• EXERCISE DESCRIPTION
Identify the lines that contain the string "detached", then copy each of them.

········

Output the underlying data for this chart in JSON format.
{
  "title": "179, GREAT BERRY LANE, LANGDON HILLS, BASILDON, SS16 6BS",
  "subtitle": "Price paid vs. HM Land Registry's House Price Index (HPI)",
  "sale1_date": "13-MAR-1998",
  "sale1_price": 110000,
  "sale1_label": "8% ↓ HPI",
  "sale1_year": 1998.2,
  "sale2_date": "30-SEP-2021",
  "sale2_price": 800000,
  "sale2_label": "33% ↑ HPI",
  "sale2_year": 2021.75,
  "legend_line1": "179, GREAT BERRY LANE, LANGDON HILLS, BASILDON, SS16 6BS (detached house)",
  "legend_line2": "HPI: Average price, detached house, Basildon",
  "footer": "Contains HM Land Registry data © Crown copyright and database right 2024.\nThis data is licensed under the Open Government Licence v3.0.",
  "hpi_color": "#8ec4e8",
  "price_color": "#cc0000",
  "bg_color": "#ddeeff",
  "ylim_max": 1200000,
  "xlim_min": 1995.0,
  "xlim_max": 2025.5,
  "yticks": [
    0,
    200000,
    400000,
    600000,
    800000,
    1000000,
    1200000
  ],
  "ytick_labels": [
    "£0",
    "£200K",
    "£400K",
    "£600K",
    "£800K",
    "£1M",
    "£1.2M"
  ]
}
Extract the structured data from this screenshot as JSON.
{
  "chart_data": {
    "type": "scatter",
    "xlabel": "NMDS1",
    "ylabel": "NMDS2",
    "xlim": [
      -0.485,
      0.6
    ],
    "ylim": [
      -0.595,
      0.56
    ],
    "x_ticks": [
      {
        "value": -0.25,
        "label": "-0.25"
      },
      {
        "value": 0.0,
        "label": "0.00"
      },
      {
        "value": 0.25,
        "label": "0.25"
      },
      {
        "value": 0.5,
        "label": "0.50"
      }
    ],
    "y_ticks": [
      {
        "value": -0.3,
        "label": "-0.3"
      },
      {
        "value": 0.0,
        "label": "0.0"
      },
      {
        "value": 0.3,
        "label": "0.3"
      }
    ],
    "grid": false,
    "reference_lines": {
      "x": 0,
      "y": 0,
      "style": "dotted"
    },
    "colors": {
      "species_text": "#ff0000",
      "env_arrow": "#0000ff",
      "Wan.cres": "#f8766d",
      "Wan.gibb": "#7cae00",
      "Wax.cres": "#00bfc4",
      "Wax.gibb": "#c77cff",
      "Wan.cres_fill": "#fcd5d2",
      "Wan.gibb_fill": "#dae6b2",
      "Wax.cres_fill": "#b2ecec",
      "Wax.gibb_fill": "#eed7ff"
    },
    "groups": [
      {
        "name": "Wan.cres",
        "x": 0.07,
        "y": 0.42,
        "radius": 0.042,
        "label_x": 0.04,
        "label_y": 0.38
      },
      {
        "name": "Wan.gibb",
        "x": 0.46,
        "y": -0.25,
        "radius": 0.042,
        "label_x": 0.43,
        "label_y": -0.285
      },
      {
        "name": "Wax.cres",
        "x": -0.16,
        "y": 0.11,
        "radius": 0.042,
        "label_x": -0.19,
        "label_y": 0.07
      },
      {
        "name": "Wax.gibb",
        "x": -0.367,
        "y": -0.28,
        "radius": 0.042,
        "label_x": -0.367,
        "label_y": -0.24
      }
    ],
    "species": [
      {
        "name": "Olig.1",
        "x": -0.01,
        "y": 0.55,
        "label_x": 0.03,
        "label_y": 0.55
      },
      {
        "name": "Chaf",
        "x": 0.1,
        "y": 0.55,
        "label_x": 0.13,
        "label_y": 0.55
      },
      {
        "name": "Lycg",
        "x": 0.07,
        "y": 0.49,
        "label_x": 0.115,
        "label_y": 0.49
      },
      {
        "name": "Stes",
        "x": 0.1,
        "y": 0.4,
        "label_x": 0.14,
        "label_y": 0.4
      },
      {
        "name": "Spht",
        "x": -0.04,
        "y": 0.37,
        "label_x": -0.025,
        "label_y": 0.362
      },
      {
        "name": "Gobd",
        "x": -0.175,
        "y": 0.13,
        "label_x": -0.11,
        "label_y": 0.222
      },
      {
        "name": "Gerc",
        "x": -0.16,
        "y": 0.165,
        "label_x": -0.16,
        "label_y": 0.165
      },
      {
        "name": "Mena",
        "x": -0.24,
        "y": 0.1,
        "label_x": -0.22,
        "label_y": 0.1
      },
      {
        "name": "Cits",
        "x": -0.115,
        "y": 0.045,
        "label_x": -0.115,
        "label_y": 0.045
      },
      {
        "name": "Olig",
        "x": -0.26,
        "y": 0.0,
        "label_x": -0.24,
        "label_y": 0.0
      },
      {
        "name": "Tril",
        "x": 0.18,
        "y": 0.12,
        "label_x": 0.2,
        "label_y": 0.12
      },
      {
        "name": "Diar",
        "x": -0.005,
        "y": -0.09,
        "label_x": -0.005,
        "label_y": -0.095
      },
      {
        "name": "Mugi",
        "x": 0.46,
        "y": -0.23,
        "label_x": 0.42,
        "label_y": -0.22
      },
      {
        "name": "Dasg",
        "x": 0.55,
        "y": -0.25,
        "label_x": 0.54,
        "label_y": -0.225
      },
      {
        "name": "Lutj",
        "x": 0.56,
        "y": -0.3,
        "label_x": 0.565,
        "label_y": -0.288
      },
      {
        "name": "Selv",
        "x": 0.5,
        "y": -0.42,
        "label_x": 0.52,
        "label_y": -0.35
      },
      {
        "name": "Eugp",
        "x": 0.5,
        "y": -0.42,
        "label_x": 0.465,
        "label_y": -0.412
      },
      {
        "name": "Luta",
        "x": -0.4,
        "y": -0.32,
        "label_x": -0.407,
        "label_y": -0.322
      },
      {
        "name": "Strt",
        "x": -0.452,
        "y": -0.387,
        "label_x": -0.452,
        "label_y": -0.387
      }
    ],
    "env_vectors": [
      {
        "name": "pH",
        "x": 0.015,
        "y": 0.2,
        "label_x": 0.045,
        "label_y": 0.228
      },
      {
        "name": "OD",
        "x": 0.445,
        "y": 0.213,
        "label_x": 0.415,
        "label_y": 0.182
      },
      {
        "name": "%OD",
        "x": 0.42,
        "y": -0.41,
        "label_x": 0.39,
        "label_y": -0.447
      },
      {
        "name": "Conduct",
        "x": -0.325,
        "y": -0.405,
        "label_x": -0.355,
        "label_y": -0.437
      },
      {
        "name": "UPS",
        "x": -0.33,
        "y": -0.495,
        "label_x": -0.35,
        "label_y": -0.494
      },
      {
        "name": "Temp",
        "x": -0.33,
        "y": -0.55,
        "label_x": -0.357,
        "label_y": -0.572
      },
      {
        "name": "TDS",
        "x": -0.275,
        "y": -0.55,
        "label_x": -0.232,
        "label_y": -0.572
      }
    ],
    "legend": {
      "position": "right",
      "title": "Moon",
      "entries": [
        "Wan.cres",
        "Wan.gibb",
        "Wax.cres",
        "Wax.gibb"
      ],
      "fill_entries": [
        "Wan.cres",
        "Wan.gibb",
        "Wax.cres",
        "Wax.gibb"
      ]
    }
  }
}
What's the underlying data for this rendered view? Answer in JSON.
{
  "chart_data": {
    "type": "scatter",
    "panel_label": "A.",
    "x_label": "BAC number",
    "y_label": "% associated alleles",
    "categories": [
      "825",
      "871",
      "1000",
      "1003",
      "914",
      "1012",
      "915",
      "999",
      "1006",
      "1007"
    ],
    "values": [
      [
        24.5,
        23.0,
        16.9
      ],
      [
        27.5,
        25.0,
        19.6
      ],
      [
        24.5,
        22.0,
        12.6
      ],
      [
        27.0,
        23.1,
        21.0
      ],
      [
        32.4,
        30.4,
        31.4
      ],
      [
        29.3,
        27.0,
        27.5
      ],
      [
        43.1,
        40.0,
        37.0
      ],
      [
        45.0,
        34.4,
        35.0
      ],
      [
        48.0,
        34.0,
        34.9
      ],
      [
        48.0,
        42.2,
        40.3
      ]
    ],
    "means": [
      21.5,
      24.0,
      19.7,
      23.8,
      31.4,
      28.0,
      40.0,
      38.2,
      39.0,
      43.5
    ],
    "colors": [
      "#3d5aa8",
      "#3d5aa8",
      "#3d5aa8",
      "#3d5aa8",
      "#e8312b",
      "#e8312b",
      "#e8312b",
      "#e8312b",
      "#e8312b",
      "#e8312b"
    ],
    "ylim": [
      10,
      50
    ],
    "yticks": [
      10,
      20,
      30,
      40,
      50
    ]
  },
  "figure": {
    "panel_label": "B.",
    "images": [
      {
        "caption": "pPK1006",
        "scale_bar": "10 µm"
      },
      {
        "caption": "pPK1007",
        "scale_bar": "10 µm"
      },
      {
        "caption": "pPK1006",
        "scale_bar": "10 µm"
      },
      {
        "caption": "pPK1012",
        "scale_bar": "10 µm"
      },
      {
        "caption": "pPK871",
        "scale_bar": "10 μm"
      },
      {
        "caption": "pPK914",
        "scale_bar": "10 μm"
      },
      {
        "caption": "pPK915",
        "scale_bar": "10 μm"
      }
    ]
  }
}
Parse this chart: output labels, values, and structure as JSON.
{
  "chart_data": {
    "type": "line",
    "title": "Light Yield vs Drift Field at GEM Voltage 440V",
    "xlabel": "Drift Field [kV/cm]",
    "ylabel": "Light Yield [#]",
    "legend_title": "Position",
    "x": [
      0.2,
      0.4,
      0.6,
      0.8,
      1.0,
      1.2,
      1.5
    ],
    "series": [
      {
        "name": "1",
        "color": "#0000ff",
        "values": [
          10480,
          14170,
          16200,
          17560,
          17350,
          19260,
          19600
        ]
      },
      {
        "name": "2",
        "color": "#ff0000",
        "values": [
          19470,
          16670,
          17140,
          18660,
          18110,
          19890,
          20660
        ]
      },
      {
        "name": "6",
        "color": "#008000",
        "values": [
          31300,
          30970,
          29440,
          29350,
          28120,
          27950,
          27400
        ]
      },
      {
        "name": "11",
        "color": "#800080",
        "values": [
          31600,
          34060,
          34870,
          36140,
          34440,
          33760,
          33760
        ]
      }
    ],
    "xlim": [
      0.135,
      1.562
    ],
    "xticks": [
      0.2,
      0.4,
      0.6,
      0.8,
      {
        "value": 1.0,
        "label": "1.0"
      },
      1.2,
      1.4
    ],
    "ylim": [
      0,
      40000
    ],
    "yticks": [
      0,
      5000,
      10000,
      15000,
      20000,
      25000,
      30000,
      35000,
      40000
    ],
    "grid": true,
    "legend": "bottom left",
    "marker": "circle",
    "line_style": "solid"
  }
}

········

• OUTPUT OF THE EXERCISE
  "legend_line1": "179, GREAT BERRY LANE, LANGDON HILLS, BASILDON, SS16 6BS (detached house)",
  "legend_line2": "HPI: Average price, detached house, Basildon",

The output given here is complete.